* Description of the task
Return all lines in the material below that contain "JSON".

[Begin Material for this task]

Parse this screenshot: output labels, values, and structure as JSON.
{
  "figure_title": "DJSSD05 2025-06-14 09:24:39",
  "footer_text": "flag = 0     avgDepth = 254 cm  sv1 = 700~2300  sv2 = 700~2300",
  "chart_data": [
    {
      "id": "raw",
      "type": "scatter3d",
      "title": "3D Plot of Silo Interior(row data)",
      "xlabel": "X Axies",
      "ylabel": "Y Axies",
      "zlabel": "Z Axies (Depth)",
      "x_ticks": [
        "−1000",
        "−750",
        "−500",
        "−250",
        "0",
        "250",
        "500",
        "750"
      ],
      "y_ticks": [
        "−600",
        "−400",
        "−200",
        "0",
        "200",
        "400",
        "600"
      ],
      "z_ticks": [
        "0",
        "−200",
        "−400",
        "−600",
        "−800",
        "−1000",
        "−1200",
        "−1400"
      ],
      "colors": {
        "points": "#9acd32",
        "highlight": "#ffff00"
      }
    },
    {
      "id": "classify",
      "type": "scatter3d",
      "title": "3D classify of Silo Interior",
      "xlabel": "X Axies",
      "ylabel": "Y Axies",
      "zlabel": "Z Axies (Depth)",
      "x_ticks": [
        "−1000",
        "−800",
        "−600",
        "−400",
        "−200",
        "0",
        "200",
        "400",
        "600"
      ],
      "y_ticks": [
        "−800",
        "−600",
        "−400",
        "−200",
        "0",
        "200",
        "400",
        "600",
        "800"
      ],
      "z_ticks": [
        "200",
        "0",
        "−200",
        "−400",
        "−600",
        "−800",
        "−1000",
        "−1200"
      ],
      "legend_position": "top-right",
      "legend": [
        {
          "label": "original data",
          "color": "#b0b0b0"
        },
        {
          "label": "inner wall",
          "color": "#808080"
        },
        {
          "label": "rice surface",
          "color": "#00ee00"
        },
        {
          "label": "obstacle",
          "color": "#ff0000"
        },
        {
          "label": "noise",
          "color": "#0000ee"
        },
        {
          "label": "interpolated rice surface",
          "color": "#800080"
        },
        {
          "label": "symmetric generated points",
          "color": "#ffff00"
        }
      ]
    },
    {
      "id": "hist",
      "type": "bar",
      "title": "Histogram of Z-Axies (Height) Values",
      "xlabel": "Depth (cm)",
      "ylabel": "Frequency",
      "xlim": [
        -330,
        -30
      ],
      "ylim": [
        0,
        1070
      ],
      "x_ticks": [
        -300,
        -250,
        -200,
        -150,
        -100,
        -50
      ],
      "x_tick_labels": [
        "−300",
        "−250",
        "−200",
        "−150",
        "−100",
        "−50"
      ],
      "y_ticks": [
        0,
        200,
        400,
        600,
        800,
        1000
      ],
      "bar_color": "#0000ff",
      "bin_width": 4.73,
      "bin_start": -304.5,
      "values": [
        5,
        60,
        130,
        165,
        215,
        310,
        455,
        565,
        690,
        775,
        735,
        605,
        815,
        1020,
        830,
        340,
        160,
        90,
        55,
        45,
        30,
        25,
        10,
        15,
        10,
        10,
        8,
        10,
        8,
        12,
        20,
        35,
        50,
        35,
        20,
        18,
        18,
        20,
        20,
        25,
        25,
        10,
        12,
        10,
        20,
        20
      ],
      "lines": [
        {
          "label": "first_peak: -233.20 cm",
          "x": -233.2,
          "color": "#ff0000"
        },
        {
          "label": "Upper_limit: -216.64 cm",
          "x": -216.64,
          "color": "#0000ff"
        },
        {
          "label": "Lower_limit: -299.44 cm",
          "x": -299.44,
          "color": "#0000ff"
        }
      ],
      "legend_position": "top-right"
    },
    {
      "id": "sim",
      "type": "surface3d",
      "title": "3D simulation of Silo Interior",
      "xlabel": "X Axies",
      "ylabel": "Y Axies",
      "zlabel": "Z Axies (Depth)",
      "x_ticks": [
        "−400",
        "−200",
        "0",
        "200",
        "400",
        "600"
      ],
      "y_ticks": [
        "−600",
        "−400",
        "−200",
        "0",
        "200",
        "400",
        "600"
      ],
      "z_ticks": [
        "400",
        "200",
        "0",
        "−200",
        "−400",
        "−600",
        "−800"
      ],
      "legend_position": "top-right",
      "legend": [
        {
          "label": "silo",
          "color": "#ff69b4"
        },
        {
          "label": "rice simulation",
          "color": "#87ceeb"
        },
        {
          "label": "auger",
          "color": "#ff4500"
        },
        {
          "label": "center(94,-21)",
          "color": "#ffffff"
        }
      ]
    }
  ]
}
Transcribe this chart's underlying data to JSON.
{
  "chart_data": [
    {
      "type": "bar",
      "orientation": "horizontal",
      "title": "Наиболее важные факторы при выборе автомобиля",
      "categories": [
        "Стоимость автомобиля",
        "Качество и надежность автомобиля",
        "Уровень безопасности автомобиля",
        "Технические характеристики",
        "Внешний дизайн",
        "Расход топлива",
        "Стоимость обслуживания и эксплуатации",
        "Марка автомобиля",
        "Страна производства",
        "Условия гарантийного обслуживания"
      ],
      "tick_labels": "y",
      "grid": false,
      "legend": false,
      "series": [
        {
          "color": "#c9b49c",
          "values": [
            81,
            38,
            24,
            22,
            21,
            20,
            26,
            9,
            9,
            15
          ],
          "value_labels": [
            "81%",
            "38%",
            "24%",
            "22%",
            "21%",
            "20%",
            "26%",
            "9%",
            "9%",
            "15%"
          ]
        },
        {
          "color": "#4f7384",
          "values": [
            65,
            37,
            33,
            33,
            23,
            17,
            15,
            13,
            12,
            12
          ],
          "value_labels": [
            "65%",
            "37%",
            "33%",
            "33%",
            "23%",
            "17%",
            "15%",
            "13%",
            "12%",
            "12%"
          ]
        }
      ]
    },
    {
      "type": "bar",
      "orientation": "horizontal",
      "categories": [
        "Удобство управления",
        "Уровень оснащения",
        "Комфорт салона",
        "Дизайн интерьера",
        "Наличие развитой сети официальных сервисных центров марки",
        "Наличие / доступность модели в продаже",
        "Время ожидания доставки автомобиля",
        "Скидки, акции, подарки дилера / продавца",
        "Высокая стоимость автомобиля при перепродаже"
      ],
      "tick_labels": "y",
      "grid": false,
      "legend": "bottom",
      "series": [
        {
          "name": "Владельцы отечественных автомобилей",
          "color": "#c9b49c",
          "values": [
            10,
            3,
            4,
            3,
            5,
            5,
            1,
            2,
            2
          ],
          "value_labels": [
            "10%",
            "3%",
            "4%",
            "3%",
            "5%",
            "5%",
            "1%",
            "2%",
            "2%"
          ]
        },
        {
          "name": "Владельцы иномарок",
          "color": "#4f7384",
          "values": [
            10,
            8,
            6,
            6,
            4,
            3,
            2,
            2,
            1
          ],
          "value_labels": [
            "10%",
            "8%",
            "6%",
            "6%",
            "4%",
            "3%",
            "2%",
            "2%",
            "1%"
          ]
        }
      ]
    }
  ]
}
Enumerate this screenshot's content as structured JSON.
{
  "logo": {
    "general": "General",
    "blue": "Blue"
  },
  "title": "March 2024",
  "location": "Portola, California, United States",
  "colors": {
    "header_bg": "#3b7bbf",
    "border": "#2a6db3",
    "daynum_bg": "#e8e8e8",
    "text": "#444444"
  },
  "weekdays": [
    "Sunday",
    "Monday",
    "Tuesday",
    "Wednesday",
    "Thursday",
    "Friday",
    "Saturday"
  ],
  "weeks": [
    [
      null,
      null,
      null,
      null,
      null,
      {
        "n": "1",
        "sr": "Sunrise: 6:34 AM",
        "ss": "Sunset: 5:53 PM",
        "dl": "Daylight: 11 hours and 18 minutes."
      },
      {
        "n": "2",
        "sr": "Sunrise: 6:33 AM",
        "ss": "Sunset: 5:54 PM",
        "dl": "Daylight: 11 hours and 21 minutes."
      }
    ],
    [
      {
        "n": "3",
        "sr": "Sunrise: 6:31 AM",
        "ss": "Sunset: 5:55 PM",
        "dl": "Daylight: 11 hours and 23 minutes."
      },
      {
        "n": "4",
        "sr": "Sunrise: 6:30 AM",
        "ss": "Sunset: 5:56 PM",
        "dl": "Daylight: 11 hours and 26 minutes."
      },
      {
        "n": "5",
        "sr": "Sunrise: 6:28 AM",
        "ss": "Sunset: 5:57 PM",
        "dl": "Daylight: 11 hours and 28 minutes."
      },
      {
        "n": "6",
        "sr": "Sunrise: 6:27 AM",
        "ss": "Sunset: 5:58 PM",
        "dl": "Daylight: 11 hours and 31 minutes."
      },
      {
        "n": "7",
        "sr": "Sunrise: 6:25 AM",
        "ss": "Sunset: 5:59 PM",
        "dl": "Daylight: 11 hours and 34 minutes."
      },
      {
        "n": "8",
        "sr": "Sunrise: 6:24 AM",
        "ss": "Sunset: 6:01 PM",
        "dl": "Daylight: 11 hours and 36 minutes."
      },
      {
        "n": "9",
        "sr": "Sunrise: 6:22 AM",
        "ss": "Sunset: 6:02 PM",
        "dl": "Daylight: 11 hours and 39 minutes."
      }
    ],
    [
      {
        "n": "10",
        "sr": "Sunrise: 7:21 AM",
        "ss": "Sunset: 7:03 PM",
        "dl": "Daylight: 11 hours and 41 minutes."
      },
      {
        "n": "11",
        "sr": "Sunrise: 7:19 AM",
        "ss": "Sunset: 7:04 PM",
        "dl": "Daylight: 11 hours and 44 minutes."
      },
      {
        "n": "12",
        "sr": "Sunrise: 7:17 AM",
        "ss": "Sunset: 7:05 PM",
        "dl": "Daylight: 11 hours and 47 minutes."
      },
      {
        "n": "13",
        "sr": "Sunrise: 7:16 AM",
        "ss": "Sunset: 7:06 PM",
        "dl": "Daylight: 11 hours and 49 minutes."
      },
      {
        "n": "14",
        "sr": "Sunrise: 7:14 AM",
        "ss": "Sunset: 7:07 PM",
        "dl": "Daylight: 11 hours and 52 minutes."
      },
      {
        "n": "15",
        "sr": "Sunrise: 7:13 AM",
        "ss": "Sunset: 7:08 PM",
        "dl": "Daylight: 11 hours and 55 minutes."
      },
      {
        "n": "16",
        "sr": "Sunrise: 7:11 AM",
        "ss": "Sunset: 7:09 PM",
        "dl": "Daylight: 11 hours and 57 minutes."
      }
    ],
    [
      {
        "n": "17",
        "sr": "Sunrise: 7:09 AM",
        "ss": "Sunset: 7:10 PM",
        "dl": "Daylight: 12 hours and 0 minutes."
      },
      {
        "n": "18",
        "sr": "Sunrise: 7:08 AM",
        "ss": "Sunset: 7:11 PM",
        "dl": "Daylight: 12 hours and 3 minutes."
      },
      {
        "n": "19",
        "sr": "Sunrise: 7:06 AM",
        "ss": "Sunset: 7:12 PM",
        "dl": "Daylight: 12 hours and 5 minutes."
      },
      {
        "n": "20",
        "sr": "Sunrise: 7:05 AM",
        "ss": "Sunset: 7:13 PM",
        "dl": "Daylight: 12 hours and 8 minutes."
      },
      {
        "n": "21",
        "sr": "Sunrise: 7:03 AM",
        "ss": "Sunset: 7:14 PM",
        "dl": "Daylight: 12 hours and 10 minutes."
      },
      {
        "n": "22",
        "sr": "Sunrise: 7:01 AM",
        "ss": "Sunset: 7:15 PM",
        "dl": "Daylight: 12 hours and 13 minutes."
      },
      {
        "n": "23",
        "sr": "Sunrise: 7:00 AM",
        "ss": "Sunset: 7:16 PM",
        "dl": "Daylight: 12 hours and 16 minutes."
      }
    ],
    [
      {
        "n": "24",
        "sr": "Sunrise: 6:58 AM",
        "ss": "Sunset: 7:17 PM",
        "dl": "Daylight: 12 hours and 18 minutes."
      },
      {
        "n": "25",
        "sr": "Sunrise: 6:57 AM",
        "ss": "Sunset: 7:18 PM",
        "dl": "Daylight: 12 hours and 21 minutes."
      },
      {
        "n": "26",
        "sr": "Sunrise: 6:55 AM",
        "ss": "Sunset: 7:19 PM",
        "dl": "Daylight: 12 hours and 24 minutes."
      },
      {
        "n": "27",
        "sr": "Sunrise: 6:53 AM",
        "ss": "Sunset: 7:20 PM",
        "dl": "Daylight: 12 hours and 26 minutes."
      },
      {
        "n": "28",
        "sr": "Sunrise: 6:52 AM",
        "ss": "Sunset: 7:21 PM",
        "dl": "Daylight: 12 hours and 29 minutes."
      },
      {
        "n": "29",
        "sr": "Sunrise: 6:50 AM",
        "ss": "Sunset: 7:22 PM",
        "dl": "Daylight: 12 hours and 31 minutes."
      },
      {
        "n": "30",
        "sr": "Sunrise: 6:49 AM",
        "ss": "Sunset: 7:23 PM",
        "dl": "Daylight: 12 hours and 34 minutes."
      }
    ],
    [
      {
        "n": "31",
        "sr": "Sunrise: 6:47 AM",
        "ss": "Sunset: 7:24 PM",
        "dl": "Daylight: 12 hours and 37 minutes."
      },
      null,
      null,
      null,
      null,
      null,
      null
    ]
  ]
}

[End Material for this task]

* Response below
Parse this screenshot: output labels, values, and structure as JSON.
Transcribe this chart's underlying data to JSON.
Enumerate this screenshot's content as structured JSON.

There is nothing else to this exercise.